### 提示された文章
§ §
福井大学教育地域科学部 田中美吏研究室      Sport Psychology & Human Motor Control/Learning Lab.
研究室ゼミ

論文や本の紹介(過去の履歴)
2015年2月9日(月) No.86
Sheard, M., & Golby, J. (2006). Effect of psychological skills training program on swimming performance and positive psychological development. International Journal of Sport and Exercise Psychology, 4, 149-169.
<コメント>修士課程に在籍する学生の修士論文内での研究として、「競泳選手のプレッシャーの克服法」に関する研究に取り組んでいます。とくに中学、高校といったジュニア期の選手に焦点を充て、教育的な観点からも研究を進めております。このような研究の実施にあたって先行研究を調べるなかで、この論文にヒットしました。イギリスのトップレベルのジュニア競泳選手36名を対象に、目標設定、イメージ、リラクセーション、集中、思考の停止といった心理的スキルトレーニングの教育プログラムを1週間に45分間×7週間実施し、パフォーマンス(競泳のタイム)と心理面(自己効力、楽観性、快-不快感情、メンタルタフネスなど)への効果が調べられています。競泳タイムの向上が見られたのは200mバタフライ、200m背泳ぎ、200m自由形の3種目のみですが、心理指標に関しては全選手の平均値において多くの項目で改善が見られ、心理的スキルトレーニングプログラムによって自己効力、楽観性、ポジティブ感情などの心理的効果が獲得されたことが報告されています。論文の一連の記述で「ポジティブ心理学」に関する内容も盛り込まれており、心理的スキルトレーニングの活用に対して上手い話題提供をしているなとも感じました。また競泳タイムに関して200mの種目のみに効果が得られているのも偶然とは考えにくく、心理的な要素が影響する距離特性なのかなと感じました。
§ §
### データ抜粋
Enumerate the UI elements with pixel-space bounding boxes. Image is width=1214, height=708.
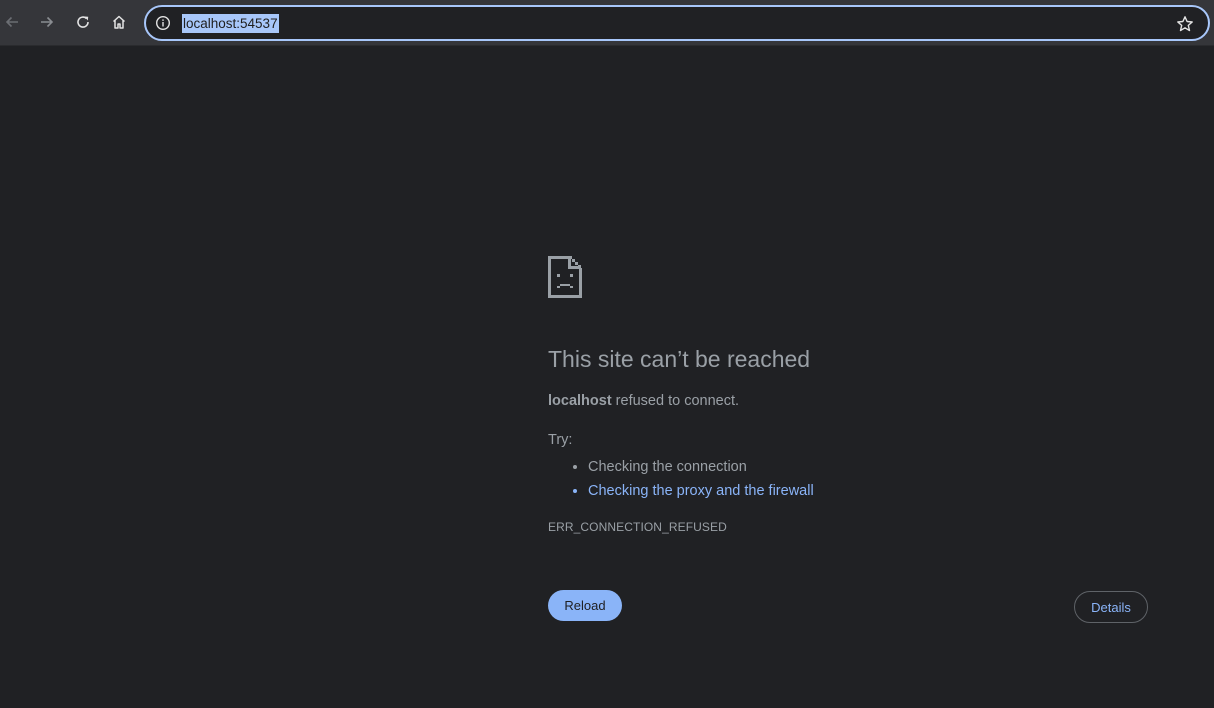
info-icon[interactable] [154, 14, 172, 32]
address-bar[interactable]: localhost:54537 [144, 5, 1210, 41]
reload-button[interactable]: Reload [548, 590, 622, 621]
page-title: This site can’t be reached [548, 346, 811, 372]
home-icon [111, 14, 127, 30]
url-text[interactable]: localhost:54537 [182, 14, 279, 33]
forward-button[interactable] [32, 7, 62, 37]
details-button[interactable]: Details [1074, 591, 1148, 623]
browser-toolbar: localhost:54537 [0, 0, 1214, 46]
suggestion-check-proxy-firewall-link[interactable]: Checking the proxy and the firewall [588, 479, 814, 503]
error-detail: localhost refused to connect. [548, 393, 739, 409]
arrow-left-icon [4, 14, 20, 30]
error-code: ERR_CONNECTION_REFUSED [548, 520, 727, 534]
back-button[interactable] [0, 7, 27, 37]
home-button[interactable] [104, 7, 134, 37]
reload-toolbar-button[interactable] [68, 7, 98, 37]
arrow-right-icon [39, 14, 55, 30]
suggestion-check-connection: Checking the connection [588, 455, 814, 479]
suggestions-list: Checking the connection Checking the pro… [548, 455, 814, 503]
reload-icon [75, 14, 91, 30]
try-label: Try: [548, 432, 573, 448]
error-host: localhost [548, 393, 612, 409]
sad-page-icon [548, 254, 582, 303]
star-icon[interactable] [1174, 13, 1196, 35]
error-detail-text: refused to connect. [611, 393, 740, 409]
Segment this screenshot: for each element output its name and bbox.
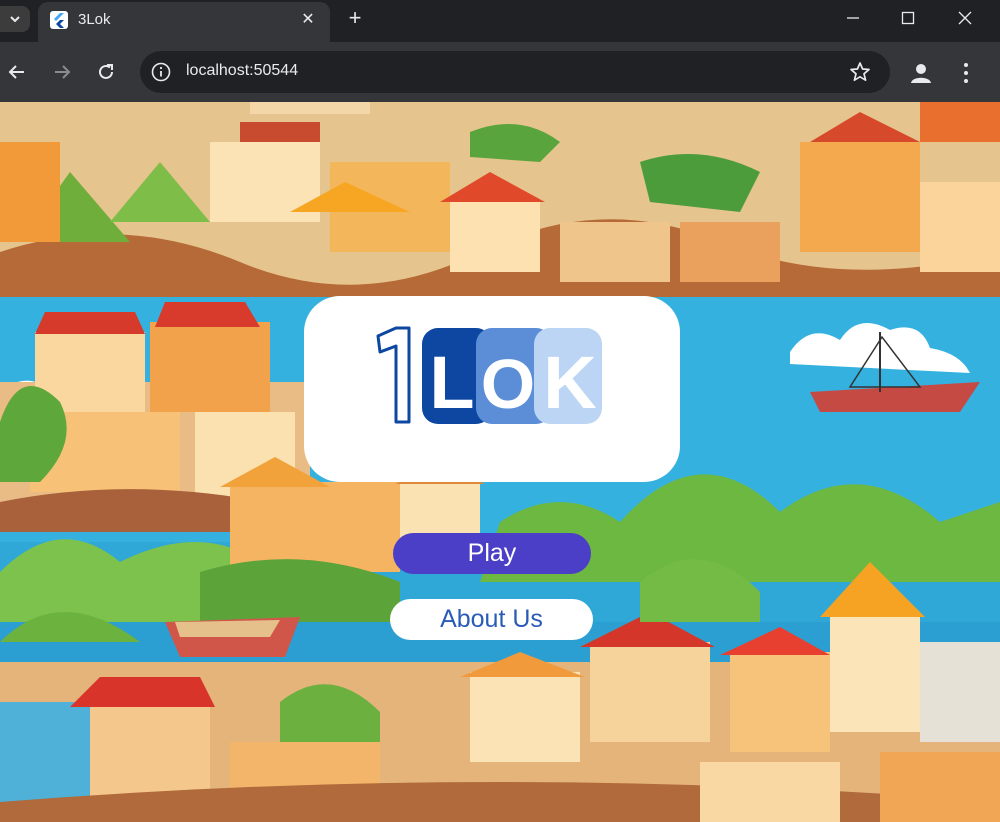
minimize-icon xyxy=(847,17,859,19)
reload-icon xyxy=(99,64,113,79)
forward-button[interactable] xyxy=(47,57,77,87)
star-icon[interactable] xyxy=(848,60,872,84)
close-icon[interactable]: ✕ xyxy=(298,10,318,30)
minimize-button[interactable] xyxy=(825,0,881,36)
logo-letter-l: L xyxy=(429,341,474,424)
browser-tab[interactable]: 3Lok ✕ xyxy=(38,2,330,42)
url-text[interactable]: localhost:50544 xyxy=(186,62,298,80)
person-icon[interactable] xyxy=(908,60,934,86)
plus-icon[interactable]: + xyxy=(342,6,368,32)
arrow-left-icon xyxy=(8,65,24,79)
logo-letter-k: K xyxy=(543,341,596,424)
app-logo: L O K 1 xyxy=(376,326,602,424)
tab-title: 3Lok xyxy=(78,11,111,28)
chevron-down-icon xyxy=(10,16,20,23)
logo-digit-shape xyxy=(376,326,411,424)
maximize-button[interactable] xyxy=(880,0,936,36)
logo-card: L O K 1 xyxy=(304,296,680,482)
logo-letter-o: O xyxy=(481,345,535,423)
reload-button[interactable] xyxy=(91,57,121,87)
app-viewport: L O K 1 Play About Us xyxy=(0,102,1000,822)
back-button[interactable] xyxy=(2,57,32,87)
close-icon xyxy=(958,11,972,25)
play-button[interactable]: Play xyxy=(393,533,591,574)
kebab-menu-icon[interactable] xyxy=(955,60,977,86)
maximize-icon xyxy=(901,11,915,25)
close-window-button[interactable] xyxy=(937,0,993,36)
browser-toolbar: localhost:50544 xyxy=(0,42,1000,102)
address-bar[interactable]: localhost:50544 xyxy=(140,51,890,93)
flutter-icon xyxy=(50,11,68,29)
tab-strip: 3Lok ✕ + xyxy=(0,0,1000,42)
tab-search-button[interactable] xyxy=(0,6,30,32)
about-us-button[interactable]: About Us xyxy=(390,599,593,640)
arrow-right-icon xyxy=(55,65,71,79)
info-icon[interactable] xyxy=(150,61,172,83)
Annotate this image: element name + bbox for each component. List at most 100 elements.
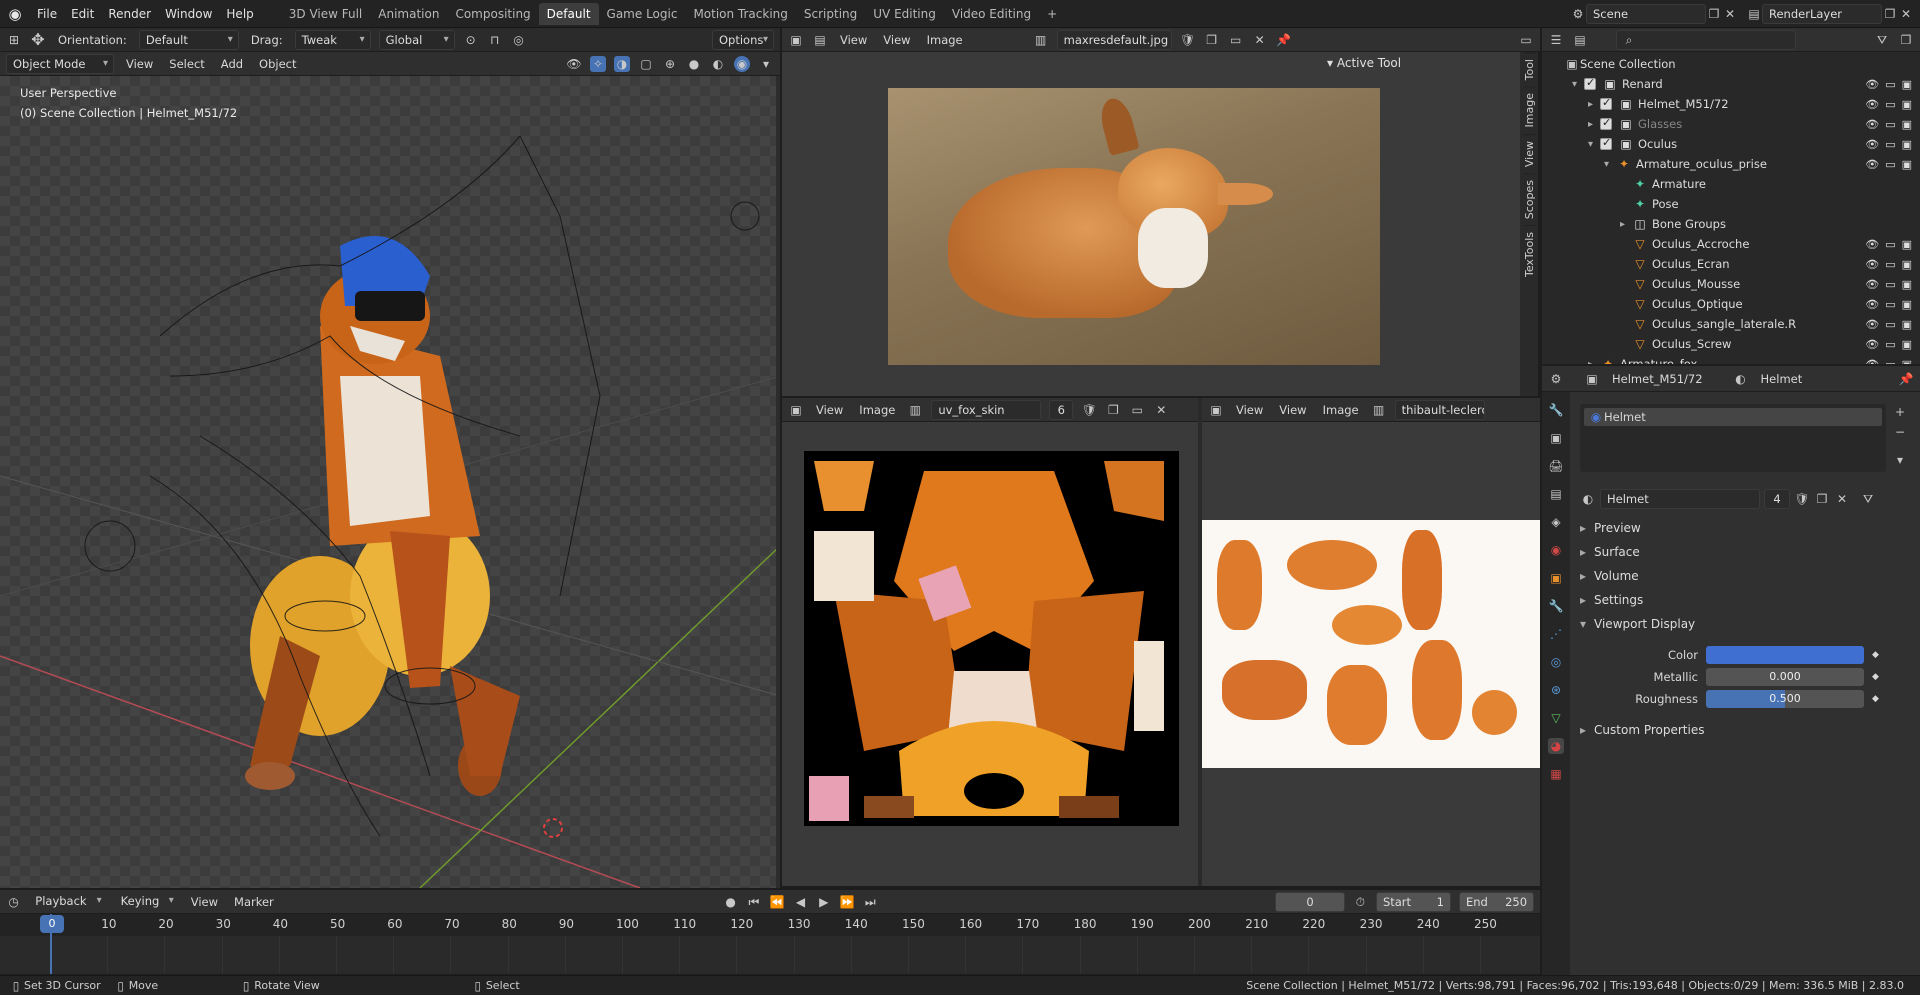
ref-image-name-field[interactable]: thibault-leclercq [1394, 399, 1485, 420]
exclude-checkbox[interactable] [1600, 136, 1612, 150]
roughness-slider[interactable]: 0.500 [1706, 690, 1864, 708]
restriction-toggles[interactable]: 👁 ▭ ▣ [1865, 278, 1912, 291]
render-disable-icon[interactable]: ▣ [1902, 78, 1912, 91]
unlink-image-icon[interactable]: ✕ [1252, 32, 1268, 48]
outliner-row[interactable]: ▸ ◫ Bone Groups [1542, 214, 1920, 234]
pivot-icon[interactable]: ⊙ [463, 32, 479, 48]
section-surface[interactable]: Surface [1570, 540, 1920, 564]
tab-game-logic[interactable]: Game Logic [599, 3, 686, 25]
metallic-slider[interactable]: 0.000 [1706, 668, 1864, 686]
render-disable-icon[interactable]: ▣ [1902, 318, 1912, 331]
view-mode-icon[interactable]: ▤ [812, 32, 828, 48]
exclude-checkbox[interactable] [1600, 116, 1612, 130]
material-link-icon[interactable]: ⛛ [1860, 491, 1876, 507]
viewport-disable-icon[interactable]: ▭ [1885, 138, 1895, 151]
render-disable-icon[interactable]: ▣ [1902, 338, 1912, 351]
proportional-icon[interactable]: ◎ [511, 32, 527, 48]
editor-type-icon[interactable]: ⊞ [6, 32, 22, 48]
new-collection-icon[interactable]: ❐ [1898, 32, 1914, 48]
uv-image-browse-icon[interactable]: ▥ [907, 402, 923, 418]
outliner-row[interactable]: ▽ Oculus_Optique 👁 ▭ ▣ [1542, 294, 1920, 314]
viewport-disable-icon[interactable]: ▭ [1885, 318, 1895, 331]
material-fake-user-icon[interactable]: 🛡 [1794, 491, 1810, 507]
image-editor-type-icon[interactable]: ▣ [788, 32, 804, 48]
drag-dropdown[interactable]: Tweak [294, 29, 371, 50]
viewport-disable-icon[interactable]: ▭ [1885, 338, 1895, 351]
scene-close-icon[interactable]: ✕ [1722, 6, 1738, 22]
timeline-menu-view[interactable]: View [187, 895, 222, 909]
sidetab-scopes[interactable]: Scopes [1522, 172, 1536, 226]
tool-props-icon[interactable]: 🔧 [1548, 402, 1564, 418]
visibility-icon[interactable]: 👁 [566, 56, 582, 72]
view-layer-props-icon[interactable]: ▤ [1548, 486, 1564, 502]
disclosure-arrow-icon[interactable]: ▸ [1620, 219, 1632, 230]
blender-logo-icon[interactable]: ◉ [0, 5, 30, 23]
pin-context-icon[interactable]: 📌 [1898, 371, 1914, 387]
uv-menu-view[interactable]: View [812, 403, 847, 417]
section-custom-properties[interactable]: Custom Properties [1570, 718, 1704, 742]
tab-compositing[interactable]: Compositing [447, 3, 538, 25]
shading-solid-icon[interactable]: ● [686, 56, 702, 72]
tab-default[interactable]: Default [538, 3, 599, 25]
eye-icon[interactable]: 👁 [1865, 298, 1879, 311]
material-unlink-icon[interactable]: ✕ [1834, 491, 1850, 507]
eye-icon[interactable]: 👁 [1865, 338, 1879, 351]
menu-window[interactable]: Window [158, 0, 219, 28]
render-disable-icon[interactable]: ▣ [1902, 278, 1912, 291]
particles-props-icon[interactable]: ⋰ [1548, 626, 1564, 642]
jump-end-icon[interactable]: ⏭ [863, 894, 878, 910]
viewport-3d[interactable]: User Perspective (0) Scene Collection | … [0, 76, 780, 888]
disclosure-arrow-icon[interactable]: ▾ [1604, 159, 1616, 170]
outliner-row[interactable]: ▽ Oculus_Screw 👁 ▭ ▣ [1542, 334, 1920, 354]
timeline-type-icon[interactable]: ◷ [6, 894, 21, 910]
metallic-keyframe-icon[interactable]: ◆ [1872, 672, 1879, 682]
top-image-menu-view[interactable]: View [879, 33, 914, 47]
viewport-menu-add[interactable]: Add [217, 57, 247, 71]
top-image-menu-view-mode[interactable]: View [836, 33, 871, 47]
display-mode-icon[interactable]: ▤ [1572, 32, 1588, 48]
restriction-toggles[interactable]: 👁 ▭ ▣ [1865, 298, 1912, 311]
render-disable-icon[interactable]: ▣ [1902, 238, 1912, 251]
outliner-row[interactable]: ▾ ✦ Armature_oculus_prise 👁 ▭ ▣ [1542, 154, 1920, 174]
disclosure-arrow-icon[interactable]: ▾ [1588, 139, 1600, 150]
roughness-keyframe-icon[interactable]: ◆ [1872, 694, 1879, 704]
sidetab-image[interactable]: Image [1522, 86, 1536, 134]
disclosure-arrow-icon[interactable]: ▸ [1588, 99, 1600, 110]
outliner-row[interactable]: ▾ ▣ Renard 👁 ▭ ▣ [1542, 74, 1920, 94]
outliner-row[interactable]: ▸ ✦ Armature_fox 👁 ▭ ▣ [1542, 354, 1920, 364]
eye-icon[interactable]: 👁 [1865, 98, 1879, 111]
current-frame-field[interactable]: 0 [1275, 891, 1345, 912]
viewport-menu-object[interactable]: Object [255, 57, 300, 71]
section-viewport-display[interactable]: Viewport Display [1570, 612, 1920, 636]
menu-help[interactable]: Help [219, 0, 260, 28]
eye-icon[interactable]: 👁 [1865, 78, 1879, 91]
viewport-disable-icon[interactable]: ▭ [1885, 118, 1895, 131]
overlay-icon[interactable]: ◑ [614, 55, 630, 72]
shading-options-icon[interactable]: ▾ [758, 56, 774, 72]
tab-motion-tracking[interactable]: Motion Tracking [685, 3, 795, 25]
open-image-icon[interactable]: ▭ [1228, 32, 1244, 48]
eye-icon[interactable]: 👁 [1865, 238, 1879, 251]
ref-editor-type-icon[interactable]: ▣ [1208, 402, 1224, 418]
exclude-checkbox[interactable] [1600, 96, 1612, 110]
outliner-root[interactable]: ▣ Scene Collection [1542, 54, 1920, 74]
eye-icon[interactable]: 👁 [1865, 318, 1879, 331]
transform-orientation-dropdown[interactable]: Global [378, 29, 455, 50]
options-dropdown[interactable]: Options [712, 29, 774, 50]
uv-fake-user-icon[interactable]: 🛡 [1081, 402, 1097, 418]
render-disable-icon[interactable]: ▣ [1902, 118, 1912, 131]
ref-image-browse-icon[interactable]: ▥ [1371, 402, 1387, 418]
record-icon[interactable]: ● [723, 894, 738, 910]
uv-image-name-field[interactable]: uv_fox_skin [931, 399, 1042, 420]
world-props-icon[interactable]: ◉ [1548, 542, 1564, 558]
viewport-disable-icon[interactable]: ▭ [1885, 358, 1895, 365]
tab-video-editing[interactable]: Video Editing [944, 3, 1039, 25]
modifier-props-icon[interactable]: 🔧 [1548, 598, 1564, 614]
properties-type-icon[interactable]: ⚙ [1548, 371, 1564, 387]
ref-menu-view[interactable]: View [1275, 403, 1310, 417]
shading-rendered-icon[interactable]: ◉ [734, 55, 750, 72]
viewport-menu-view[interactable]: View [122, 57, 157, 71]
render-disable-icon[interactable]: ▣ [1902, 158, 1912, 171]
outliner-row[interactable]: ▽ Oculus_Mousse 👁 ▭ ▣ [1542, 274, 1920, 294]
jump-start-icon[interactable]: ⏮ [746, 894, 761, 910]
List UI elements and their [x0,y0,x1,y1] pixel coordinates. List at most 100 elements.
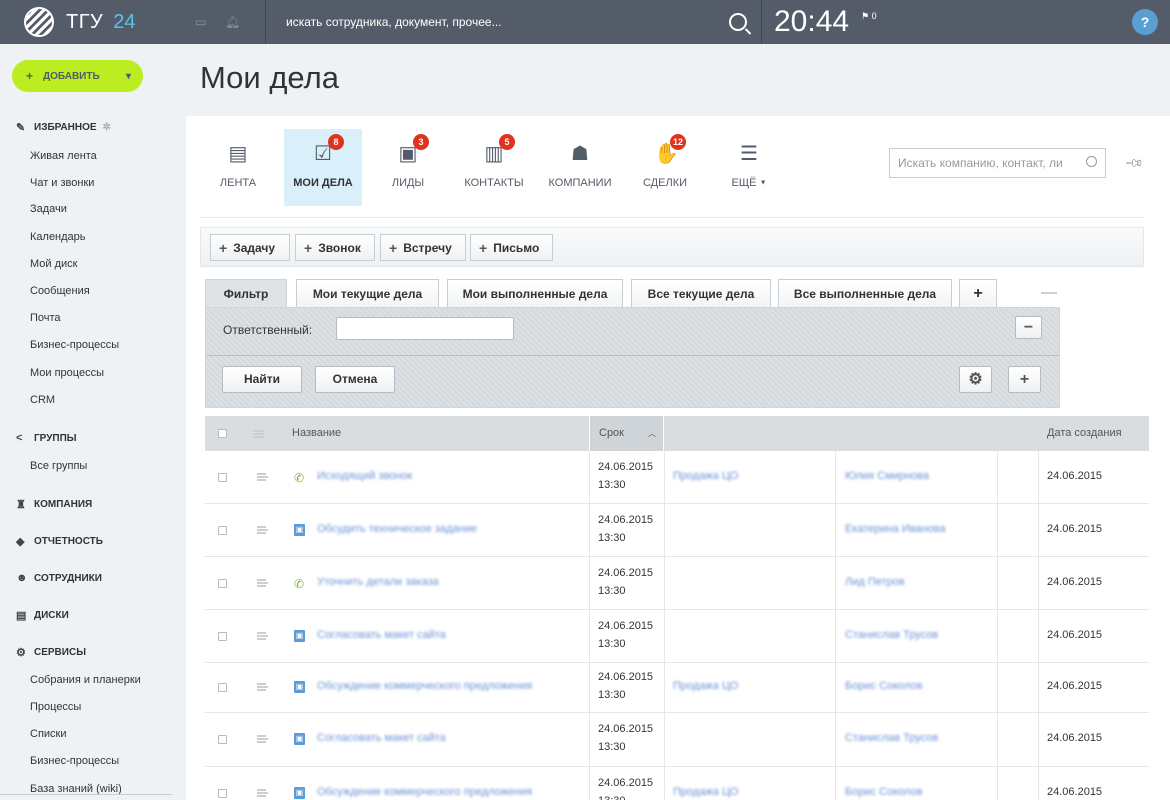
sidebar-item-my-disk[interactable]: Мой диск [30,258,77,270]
§ §
### 出された課題 1
論文紹介の文で、心理的スキルトレーニングの教育プログラムに含まれていたスキルをすべて挙げてください。
### 出された課題 2
論文紹介の文から、「論文や本の紹介(過去の履歴)」を含む言葉で始まり「離特性なのかなと感じました。」で終わる部分を、一字も変えずに引用してください。

### 課題の答え 1
目標設定、イメージ、リラクセーション、集中、思考の停止

### 課題の答え 2
論文や本の紹介(過去の履歴)
2015年2月9日(月) No.86
Sheard, M., & Golby, J. (2006). Effect of psychological skills training program on swimming performance and positive psychological development. International Journal of Sport and Exercise Psychology, 4, 149-169.
<コメント>修士課程に在籍する学生の修士論文内での研究として、「競泳選手のプレッシャーの克服法」に関する研究に取り組んでいます。とくに中学、高校といったジュニア期の選手に焦点を充て、教育的な観点からも研究を進めております。このような研究の実施にあたって先行研究を調べるなかで、この論文にヒットしました。イギリスのトップレベルのジュニア競泳選手36名を対象に、目標設定、イメージ、リラクセーション、集中、思考の停止といった心理的スキルトレーニングの教育プログラムを1週間に45分間×7週間実施し、パフォーマンス(競泳のタイム)と心理面(自己効力、楽観性、快-不快感情、メンタルタフネスなど)への効果が調べられています。競泳タイムの向上が見られたのは200mバタフライ、200m背泳ぎ、200m自由形の3種目のみですが、心理指標に関しては全選手の平均値において多くの項目で改善が見られ、心理的スキルトレーニングプログラムによって自己効力、楽観性、ポジティブ感情などの心理的効果が獲得されたことが報告されています。論文の一連の記述で「ポジティブ心理学」に関する内容も盛り込まれており、心理的スキルトレーニングの活用に対して上手い話題提供をしているなとも感じました。また競泳タイムに関して200mの種目のみに効果が得られているのも偶然とは考えにくく、心理的な要素が影響する距離特性なのかなと感じました。